*提供テキスト*
________________

図2図1に示すレギュレータの断面図である。
図3】実施例の液圧ブレーキシステムの要部を模式的に示す図である。
図4】実施例の液圧ブレーキシステムにおいて、第1状態と第2状態との切り換えが行われる場合について説明するための図であり、それら第1状態および第2状態と、ECUの通電状態,ブレーキスイッチの状態,イグニッションスイッチの状態との関係を示す図である。(a)に、運転者が車両に乗り込んでイグニッションスイッチがONとされた一般的な場合を、(b)に、ドアが閉状態から開状態に切り換えられた後に長時間イグニッションスイッチがONにされなかった場合を、(c)に、イグニッションスイッチがOFFにされた後に運転者が降車せずに再びONとされた場合を、それぞれ示している。
図5】第1加圧状態から第2加圧状態に切り換えるまでの、連通切換弁,低圧源遮断弁,増圧・減圧リニア弁への供給電流、および、サーボ圧の時間的な変化を示す図である。
図6図1に示す制御装置としてのECUにおいて実行されるマスタ状態切換プログラムのフローチャートを示す図である。
図7図1に示す制御装置としてのECUにおいて実行されるサーボ圧制御プログラムのフローチャートを示す図である。
【発明を実施するための形態】
【0030】
以下、請求可能発明を実施するための形態として、請求可能発明の実施例を、図を参照しつつ詳しく説明する。なお、請求可能発明は、下記実施例の他、前記〔発明の態様〕の項に記載された態様を始めとして、当業者の知識に基づいて種々の変更、改良を施した種々の態様で実施することができる。また、〔発明の態様〕の各項の説明に記載されている技術的事項を利用して、下記の実施例の変形例を構成することも可能である。
【実施例】
【0031】
<液圧ブレーキシステムの構成>
(a)全体構成
請求可能発明の実施例である車両用液圧ブレーキシステムは、ハイブリッド車両に搭載され、ブレーキオイルを作動液とする液圧ブレーキシステムである。本液圧ブレーキシステムは、図1に示すように、大まかには、(a) 4つの車輪10に設けられ、それぞれがブレーキ力を発生させる4つのブレーキ装置12と、(b) ブレーキ操作部材としてのブレーキペダル14の操作が入力されるとともに、加圧された作動液を各ブレーキ装置12に供給するマスタシリンダ16と、(c) マスタシリンダ16と4つのブレーキ装置12の間に配置されたアンチロックユニット18〔ABS〕と、(d) 作動液を低圧源であるリザーバ20から汲み上げて加圧することにより、高圧の作動液を供給する高圧源装置22と、(e) 高圧源装置22から供給される作動液を調圧してマスタシリンダ16に供給するレギュレータ24と、(f) レギュレータ24に供給される作動液の圧力を調整するための電磁式の増圧リニア弁[SLA]26および減圧リニア弁[SLR]28と、(g) それらの装置,機器,弁を制御することで当該液圧ブレーキシステムの制御を司る制御装置としてのブレーキ電子制御ユニット[ECU]30とを含んで構成されている。なお、4つの車輪10は、左右前後を表わす必要のある場合に、右前輪10FR,左前輪10FL,右後輪10RR,左後輪10RLと表わすこととする。また、4つのブレーキ装置12等の構成要素も、左右前後を区別する必要がある場合に、車輪10と同様の符号を付して、12FR,12FL,12RR,12RL等と表わすこととする。ちなみに、[ ]の文字は、図面において表わす場合に用いる符号である。

________________

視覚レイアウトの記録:
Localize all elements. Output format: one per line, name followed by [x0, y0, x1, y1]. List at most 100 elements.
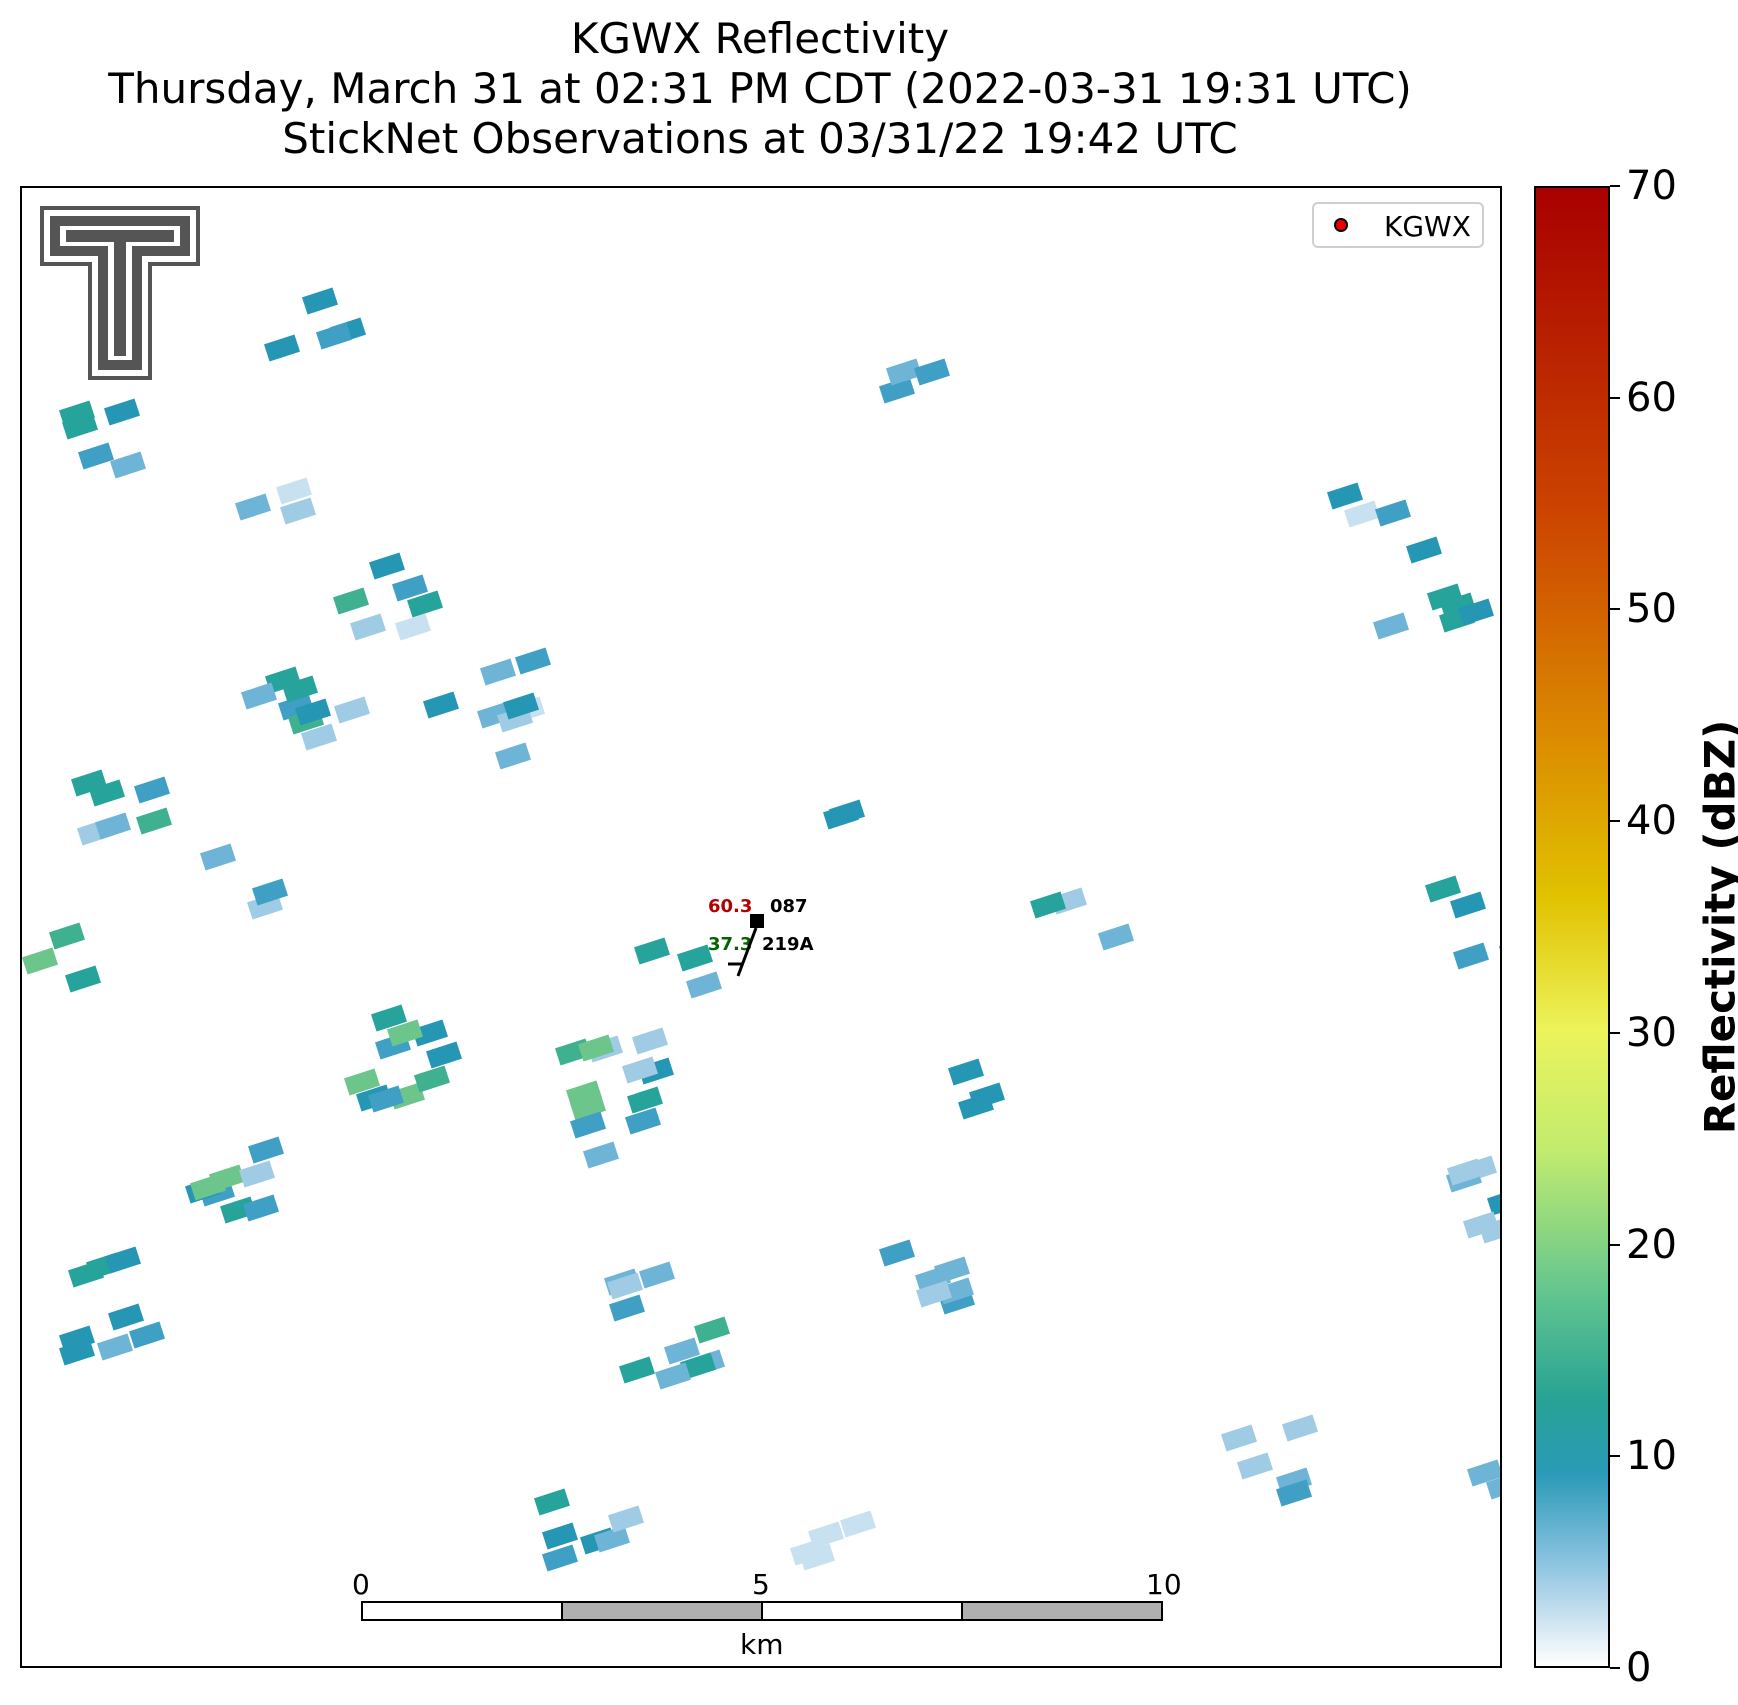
map-legend: KGWX	[1312, 202, 1484, 248]
reflectivity-pixel	[578, 1034, 614, 1062]
colorbar-tick-label: 40	[1626, 798, 1677, 845]
reflectivity-pixel	[278, 693, 314, 721]
reflectivity-pixel	[916, 1280, 952, 1308]
reflectivity-pixel	[333, 587, 369, 615]
station-dewpoint: 37.3	[708, 934, 753, 955]
reflectivity-pixel	[97, 1333, 133, 1361]
colorbar-tick-label: 30	[1626, 1009, 1677, 1056]
reflectivity-pixel	[1098, 923, 1134, 951]
reflectivity-pixel	[1427, 583, 1463, 611]
reflectivity-pixel	[1237, 1452, 1273, 1480]
scale-unit: km	[740, 1628, 784, 1661]
reflectivity-pixel	[1221, 1424, 1257, 1452]
reflectivity-pixel	[1327, 482, 1363, 510]
colorbar-tick-mark	[1610, 820, 1620, 823]
reflectivity-pixel	[412, 1019, 448, 1047]
reflectivity-pixel	[136, 807, 172, 835]
reflectivity-pixel	[129, 1321, 165, 1349]
reflectivity-pixel	[371, 1004, 407, 1032]
reflectivity-pixel	[1373, 612, 1409, 640]
reflectivity-pixel	[542, 1544, 578, 1572]
reflectivity-pixel	[534, 1488, 570, 1516]
reflectivity-pixel	[264, 334, 300, 362]
reflectivity-pixel	[369, 552, 405, 580]
reflectivity-pixel	[252, 878, 288, 906]
reflectivity-pixel	[566, 1080, 602, 1108]
reflectivity-pixel	[686, 971, 722, 999]
reflectivity-pixel	[694, 1316, 730, 1344]
radar-map: KGWX 60.3 087 37.3 219A 0 5 10 km	[20, 186, 1502, 1668]
reflectivity-pixel	[680, 1352, 716, 1380]
reflectivity-pixel	[619, 1356, 655, 1384]
reflectivity-pixel	[104, 398, 140, 426]
reflectivity-pixel	[594, 1525, 630, 1553]
colorbar-tick-label: 0	[1626, 1645, 1652, 1691]
colorbar-tick-mark	[1610, 1243, 1620, 1246]
reflectivity-pixel	[622, 1056, 658, 1084]
reflectivity-pixel	[677, 944, 713, 972]
reflectivity-pixel	[1499, 936, 1500, 964]
reflectivity-pixel	[1447, 1158, 1483, 1186]
reflectivity-pixel	[1487, 1188, 1500, 1216]
reflectivity-pixel	[608, 1505, 644, 1533]
reflectivity-pixel	[632, 1027, 668, 1055]
reflectivity-pixel	[71, 769, 107, 797]
reflectivity-pixel	[583, 1141, 619, 1169]
colorbar	[1534, 186, 1610, 1668]
reflectivity-echoes	[22, 287, 1500, 1572]
reflectivity-pixel	[276, 477, 312, 505]
reflectivity-pixel	[414, 1065, 450, 1093]
reflectivity-pixel	[1467, 1459, 1500, 1487]
reflectivity-pixel	[570, 1111, 606, 1139]
reflectivity-pixel	[248, 1136, 284, 1164]
reflectivity-pixel	[1406, 536, 1442, 564]
reflectivity-pixel	[1453, 942, 1489, 970]
reflectivity-pixel	[829, 799, 865, 827]
reflectivity-pixel	[344, 1068, 380, 1096]
reflectivity-pixel	[334, 696, 370, 724]
colorbar-tick-label: 10	[1626, 1433, 1677, 1480]
reflectivity-pixel	[316, 322, 352, 350]
station-wind-barb-icon	[728, 914, 764, 977]
reflectivity-pixel	[1486, 1472, 1500, 1500]
reflectivity-pixel	[515, 647, 551, 675]
reflectivity-pixel	[49, 922, 85, 950]
title-line-2: Thursday, March 31 at 02:31 PM CDT (2022…	[108, 64, 1412, 113]
reflectivity-pixel	[634, 937, 670, 965]
reflectivity-pixel	[95, 812, 131, 840]
reflectivity-pixel	[1425, 875, 1461, 903]
colorbar-tick-mark	[1610, 1455, 1620, 1458]
colorbar-tick-mark	[1610, 1667, 1620, 1669]
reflectivity-pixel	[22, 947, 58, 975]
reflectivity-pixel	[280, 497, 316, 525]
colorbar-tick-mark	[1610, 185, 1620, 187]
colorbar-label: Reflectivity (dBZ)	[1695, 719, 1738, 1135]
reflectivity-pixel	[235, 493, 271, 521]
reflectivity-pixel	[241, 682, 277, 710]
colorbar-tick-mark	[1610, 396, 1620, 399]
reflectivity-pixel	[1375, 499, 1411, 527]
scale-tick-5: 5	[752, 1568, 770, 1601]
reflectivity-pixel	[1450, 891, 1486, 919]
reflectivity-pixel	[59, 1325, 95, 1353]
reflectivity-pixel	[301, 723, 337, 751]
reflectivity-pixel	[282, 675, 318, 703]
reflectivity-pixel	[395, 613, 431, 641]
reflectivity-pixel	[105, 1246, 141, 1274]
title-line-1: KGWX Reflectivity	[570, 14, 950, 63]
reflectivity-pixel	[840, 1510, 876, 1538]
reflectivity-pixel	[879, 376, 915, 404]
reflectivity-pixel	[239, 1160, 275, 1188]
reflectivity-pixel	[387, 1019, 423, 1047]
reflectivity-pixel	[407, 590, 443, 618]
reflectivity-pixel	[1458, 598, 1494, 626]
reflectivity-pixel	[948, 1058, 984, 1086]
reflectivity-pixel	[110, 451, 146, 479]
reflectivity-pixel	[265, 666, 301, 694]
reflectivity-pixel	[108, 1303, 144, 1331]
reflectivity-pixel	[1479, 1216, 1500, 1244]
reflectivity-pixel	[503, 692, 539, 720]
reflectivity-pixel	[627, 1086, 663, 1114]
reflectivity-pixel	[495, 742, 531, 770]
colorbar-tick-mark	[1610, 1031, 1620, 1034]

________________

*演習の指示*
1 – 液圧ブレーキシステムの説明文のうち、「図4】実施例の液圧ブレーキシ」で始まり「場合を、それぞれ示している。」で終わる部分を書き出せ。その際、「イグニッションスイッチ」を「始動スイッチ」に差し替えること。
2 – 液圧ブレーキシステムの説明文で、全体構成として(a)から(g)の記号付きで挙げられている構成要素を、符号を含めてすべて列挙せよ。
3 – 液圧ブレーキシステムの説明文を、途切れた箇所の後から書き継げ。
記録は別の出典から取られたものである。

*演習の解答*
1 –
図4】実施例の液圧ブレーキシステムにおいて、第1状態と第2状態との切り換えが行われる場合について説明するための図であり、それら第1状態および第2状態と、ECUの通電状態,ブレーキスイッチの状態,始動スイッチの状態との関係を示す図である。(a)に、運転者が車両に乗り込んで始動スイッチがONとされた一般的な場合を、(b)に、ドアが閉状態から開状態に切り換えられた後に長時間始動スイッチがONにされなかった場合を、(c)に、始動スイッチがOFFにされた後に運転者が降車せずに再びONとされた場合を、それぞれ示している。

2 –
(a) ブレーキ装置12
(b) マスタシリンダ16
(c) アンチロックユニット18〔ABS〕
(d) 高圧源装置22
(e) レギュレータ24
(f) 増圧リニア弁[SLA]26および減圧リニア弁[SLR]28
(g) ブレーキ電子制御ユニット[ECU]30

3 –
【0032】
(b)ブレーキ装置およびABSユニット
各車輪10に対応して設けられたブレーキ装置12は、車輪10とともに回転するディスクロータ,キャリアに保持されたキャリパ,キャリパに保持されたホイールシリンダ,キャリパに保持されてそのホイールシリンダによって動かされることでディスクロータを挟み付けるブレーキパッド等を含んで構成されたディスクブレーキ装置である。また、ABSユニット18は、各車輪に対応して設けられて対をなす増圧用開閉弁および減圧用開閉弁,ポンプ装置等を含んで構成されたユニットであり、スリップ現象等によって車輪10がロックした場合に作動させられて、車輪のロックが持続することを防止するための装置である。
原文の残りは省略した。